Data shown =
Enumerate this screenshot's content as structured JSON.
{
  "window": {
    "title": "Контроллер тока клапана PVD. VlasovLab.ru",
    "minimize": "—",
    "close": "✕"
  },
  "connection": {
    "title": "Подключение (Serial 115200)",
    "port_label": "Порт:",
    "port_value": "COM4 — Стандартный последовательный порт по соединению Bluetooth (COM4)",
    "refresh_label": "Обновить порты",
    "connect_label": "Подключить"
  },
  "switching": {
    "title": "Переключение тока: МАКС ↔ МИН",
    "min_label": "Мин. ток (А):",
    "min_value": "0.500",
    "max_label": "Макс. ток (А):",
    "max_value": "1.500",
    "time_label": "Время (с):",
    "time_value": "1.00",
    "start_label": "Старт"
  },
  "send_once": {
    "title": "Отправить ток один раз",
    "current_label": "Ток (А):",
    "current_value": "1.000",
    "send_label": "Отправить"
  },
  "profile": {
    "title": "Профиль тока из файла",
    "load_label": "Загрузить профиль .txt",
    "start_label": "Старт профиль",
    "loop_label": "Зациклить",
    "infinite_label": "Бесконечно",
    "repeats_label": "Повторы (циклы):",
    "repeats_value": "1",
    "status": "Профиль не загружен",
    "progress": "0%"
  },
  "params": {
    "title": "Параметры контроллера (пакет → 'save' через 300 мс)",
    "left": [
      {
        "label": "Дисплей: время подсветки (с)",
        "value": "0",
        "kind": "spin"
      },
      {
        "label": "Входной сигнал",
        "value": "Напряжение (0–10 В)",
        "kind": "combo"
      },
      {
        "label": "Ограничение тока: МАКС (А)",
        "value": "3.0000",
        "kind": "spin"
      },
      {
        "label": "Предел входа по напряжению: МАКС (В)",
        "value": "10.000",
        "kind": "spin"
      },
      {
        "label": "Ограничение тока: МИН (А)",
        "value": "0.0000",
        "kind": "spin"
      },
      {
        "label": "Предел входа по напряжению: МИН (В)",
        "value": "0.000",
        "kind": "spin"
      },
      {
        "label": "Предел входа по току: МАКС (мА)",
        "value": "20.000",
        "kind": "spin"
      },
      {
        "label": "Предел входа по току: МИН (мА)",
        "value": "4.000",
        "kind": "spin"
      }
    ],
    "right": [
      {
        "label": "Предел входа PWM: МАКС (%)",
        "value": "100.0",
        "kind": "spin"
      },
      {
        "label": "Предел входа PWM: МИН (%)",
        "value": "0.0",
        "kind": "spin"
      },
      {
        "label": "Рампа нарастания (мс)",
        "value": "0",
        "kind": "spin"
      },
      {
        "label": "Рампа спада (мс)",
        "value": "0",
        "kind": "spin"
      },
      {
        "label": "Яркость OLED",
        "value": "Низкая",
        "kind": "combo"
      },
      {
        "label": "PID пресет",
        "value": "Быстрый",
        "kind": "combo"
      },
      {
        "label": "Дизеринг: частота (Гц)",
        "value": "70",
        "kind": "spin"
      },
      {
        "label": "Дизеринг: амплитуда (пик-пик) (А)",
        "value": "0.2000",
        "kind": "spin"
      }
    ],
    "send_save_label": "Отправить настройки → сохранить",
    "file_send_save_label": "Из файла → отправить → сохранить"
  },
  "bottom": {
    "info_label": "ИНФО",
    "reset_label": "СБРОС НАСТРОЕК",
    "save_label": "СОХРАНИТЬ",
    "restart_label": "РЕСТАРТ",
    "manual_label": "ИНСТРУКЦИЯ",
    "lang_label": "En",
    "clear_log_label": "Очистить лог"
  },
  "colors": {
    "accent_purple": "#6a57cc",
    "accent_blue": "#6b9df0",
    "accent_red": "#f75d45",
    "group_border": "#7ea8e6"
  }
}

Requirement =
Retype the data exactly as given.

Task result =
Enumerate this screenshot's content as structured JSON.
{
  "window": {
    "title": "Контроллер тока клапана PVD. VlasovLab.ru",
    "minimize": "—",
    "close": "✕"
  },
  "connection": {
    "title": "Подключение (Serial 115200)",
    "port_label": "Порт:",
    "port_value": "COM4 — Стандартный последовательный порт по соединению Bluetooth (COM4)",
    "refresh_label": "Обновить порты",
    "connect_label": "Подключить"
  },
  "switching": {
    "title": "Переключение тока: МАКС ↔ МИН",
    "min_label": "Мин. ток (А):",
    "min_value": "0.500",
    "max_label": "Макс. ток (А):",
    "max_value": "1.500",
    "time_label": "Время (с):",
    "time_value": "1.00",
    "start_label": "Старт"
  },
  "send_once": {
    "title": "Отправить ток один раз",
    "current_label": "Ток (А):",
    "current_value": "1.000",
    "send_label": "Отправить"
  },
  "profile": {
    "title": "Профиль тока из файла",
    "load_label": "Загрузить профиль .txt",
    "start_label": "Старт профиль",
    "loop_label": "Зациклить",
    "infinite_label": "Бесконечно",
    "repeats_label": "Повторы (циклы):",
    "repeats_value": "1",
    "status": "Профиль не загружен",
    "progress": "0%"
  },
  "params": {
    "title": "Параметры контроллера (пакет → 'save' через 300 мс)",
    "left": [
      {
        "label": "Дисплей: время подсветки (с)",
        "value": "0",
        "kind": "spin"
      },
      {
        "label": "Входной сигнал",
        "value": "Напряжение (0–10 В)",
        "kind": "combo"
      },
      {
        "label": "Ограничение тока: МАКС (А)",
        "value": "3.0000",
        "kind": "spin"
      },
      {
        "label": "Предел входа по напряжению: МАКС (В)",
        "value": "10.000",
        "kind": "spin"
      },
      {
        "label": "Ограничение тока: МИН (А)",
        "value": "0.0000",
        "kind": "spin"
      },
      {
        "label": "Предел входа по напряжению: МИН (В)",
        "value": "0.000",
        "kind": "spin"
      },
      {
        "label": "Предел входа по току: МАКС (мА)",
        "value": "20.000",
        "kind": "spin"
      },
      {
        "label": "Предел входа по току: МИН (мА)",
        "value": "4.000",
        "kind": "spin"
      }
    ],
    "right": [
      {
        "label": "Предел входа PWM: МАКС (%)",
        "value": "100.0",
        "kind": "spin"
      },
      {
        "label": "Предел входа PWM: МИН (%)",
        "value": "0.0",
        "kind": "spin"
      },
      {
        "label": "Рампа нарастания (мс)",
        "value": "0",
        "kind": "spin"
      },
      {
        "label": "Рампа спада (мс)",
        "value": "0",
        "kind": "spin"
      },
      {
        "label": "Яркость OLED",
        "value": "Низкая",
        "kind": "combo"
      },
      {
        "label": "PID пресет",
        "value": "Быстрый",
        "kind": "combo"
      },
      {
        "label": "Дизеринг: частота (Гц)",
        "value": "70",
        "kind": "spin"
      },
      {
        "label": "Дизеринг: амплитуда (пик-пик) (А)",
        "value": "0.2000",
        "kind": "spin"
      }
    ],
    "send_save_label": "Отправить настройки → сохранить",
    "file_send_save_label": "Из файла → отправить → сохранить"
  },
  "bottom": {
    "info_label": "ИНФО",
    "reset_label": "СБРОС НАСТРОЕК",
    "save_label": "СОХРАНИТЬ",
    "restart_label": "РЕСТАРТ",
    "manual_label": "ИНСТРУКЦИЯ",
    "lang_label": "En",
    "clear_log_label": "Очистить лог"
  },
  "colors": {
    "accent_purple": "#6a57cc",
    "accent_blue": "#6b9df0",
    "accent_red": "#f75d45",
    "group_border": "#7ea8e6"
  }
}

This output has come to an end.